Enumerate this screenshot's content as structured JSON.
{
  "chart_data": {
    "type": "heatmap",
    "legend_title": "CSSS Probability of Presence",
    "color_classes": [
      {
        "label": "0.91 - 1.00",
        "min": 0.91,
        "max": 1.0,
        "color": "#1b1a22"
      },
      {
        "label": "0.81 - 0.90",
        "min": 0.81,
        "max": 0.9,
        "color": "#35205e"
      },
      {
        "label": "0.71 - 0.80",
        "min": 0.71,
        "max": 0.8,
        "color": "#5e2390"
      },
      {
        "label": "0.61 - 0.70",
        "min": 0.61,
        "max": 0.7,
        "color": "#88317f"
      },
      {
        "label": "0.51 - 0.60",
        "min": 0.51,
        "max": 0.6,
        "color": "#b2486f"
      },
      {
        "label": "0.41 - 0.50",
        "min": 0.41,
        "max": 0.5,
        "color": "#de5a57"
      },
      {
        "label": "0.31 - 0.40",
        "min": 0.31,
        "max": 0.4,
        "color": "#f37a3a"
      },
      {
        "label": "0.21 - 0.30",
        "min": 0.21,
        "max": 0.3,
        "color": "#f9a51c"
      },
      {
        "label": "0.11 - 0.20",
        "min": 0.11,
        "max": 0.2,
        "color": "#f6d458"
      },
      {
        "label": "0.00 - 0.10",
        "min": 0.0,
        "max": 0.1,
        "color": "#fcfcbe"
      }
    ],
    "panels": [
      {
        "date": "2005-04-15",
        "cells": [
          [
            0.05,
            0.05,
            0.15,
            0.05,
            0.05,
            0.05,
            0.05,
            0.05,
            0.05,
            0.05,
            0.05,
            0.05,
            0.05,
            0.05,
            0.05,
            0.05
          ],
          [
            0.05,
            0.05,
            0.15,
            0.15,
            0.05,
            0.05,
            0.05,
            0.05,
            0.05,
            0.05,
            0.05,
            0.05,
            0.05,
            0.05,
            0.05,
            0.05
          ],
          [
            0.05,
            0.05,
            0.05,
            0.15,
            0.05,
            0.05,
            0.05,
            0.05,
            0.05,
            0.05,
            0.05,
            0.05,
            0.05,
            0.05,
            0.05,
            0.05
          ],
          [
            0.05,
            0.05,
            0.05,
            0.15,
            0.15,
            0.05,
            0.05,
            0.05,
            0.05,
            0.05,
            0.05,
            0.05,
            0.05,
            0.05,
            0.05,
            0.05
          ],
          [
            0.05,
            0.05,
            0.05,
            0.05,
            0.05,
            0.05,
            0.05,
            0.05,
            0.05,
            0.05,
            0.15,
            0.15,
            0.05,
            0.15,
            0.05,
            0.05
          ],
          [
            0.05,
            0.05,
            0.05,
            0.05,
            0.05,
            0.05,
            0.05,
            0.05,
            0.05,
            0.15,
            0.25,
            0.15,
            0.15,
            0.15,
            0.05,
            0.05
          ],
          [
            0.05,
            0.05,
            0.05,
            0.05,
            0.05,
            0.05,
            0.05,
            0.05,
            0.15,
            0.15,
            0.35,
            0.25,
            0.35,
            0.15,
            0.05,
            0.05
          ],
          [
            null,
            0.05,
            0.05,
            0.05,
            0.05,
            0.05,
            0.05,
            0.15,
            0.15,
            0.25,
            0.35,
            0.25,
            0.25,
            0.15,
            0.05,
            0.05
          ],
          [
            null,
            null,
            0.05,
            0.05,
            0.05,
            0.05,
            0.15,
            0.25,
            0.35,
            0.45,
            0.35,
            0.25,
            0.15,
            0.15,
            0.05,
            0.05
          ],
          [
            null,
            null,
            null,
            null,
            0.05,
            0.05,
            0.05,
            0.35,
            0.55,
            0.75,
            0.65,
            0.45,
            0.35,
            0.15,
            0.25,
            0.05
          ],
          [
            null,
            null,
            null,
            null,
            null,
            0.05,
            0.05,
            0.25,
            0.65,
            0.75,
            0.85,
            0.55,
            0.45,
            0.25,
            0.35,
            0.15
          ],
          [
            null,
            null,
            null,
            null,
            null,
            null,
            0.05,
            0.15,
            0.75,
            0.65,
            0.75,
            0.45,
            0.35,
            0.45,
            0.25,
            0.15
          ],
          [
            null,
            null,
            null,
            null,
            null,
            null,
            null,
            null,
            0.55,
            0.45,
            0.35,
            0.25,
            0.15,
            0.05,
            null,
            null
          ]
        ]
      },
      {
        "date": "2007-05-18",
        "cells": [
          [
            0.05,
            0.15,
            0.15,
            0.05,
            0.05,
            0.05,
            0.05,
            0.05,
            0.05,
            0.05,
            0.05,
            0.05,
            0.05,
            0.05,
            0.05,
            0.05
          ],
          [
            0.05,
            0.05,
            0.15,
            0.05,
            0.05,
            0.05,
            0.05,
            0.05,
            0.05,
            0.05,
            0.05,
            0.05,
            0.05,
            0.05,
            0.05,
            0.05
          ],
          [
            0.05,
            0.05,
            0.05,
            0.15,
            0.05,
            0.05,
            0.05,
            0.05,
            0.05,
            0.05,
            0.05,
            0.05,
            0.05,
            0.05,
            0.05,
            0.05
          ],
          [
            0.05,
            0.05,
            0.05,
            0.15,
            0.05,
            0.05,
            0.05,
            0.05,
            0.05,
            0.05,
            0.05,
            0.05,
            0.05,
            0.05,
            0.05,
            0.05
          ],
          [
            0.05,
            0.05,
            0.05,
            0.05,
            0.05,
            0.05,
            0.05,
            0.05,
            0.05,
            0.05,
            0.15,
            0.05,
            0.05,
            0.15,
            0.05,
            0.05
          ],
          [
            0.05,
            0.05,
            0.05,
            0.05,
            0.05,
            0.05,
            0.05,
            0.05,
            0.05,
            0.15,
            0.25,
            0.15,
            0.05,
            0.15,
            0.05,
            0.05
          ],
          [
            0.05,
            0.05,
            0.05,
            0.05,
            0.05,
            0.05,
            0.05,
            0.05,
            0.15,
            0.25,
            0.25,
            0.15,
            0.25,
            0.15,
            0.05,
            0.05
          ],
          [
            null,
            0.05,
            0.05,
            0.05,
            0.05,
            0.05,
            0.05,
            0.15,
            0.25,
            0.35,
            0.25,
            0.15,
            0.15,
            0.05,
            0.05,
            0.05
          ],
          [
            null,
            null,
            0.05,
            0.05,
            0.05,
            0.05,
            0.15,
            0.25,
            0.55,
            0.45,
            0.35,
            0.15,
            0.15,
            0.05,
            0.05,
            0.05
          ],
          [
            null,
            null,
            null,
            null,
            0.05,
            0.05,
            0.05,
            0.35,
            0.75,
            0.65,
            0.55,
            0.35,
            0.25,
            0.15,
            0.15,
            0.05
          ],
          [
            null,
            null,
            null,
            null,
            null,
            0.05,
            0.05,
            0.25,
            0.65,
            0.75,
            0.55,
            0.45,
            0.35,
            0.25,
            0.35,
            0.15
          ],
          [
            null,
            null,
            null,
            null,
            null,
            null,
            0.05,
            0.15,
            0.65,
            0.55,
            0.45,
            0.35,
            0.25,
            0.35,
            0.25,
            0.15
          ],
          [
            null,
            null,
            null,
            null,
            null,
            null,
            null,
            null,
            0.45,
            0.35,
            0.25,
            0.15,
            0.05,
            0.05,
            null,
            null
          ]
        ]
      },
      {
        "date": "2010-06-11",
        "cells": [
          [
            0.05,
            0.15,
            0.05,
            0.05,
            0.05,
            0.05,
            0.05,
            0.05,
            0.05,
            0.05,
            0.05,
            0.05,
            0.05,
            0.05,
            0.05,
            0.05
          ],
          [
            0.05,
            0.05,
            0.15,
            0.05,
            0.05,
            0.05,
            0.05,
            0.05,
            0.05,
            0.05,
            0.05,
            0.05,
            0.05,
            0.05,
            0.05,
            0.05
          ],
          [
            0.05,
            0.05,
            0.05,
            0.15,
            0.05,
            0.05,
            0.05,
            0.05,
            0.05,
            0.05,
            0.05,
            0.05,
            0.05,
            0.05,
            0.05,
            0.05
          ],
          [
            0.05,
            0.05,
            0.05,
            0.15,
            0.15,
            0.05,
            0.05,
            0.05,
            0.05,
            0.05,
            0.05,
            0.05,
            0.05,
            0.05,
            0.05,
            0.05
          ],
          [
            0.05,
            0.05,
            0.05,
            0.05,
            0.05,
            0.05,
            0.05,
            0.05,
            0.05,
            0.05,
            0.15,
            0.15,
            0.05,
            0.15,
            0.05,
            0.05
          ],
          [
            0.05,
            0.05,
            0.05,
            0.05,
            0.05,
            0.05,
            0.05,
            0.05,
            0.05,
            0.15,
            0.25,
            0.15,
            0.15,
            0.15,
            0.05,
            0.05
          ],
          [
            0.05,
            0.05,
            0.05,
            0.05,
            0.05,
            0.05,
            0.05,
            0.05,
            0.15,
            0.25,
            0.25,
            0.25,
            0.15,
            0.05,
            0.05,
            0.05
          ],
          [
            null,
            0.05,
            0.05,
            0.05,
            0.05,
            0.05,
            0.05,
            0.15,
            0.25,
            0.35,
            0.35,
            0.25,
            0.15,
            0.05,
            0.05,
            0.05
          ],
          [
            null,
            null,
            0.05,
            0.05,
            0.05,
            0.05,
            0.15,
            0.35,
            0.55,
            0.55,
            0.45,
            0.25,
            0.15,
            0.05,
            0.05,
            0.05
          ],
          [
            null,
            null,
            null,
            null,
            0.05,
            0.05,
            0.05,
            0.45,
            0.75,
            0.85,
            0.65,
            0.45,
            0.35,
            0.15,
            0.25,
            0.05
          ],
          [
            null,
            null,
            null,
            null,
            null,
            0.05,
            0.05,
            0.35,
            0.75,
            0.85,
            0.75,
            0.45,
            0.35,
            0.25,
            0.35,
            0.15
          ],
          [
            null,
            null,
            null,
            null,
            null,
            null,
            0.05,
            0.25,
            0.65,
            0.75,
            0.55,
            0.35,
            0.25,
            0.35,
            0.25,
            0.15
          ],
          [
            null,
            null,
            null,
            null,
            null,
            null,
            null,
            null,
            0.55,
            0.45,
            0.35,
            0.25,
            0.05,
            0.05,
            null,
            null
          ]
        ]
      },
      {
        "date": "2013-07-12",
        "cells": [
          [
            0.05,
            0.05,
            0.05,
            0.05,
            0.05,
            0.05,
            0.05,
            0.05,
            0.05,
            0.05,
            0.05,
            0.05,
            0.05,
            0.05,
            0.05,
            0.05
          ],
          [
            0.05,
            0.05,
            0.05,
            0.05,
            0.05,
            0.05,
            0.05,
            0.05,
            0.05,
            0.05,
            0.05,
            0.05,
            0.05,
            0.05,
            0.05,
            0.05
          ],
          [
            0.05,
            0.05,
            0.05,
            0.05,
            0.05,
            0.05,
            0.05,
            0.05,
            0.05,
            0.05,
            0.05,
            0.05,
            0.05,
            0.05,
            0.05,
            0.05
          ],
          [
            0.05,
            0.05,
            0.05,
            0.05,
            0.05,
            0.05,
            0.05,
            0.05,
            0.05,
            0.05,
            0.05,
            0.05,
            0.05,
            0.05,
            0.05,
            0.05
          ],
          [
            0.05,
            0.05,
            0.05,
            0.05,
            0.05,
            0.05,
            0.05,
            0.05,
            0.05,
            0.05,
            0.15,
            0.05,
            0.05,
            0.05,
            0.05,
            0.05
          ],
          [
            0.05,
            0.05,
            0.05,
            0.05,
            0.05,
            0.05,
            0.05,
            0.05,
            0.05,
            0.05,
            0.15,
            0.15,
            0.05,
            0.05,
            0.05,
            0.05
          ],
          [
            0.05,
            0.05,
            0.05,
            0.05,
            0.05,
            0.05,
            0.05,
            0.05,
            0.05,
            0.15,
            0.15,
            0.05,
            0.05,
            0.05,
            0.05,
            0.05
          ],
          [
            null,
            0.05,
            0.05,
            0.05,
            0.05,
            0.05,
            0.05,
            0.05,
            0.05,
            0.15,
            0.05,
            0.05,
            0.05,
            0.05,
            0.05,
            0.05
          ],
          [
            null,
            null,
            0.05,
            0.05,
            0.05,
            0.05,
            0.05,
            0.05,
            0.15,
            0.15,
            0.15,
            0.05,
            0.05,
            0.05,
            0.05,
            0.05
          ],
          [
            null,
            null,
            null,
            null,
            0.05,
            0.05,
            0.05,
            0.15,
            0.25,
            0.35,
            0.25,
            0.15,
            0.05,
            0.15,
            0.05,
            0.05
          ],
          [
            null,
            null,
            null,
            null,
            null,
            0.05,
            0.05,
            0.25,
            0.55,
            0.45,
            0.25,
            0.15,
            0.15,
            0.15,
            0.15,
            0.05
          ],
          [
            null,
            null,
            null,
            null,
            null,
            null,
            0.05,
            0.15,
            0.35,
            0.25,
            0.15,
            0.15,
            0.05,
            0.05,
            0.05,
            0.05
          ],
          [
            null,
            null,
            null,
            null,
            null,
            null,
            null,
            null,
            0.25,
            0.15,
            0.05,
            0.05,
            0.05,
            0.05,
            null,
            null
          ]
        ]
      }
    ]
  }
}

• • • •

## What is required
Look through the listing and extract every line with "date" in it.

## Response to the task
        "date": "2005-04-15",
        "date": "2007-05-18",
        "date": "2010-06-11",
        "date": "2013-07-12",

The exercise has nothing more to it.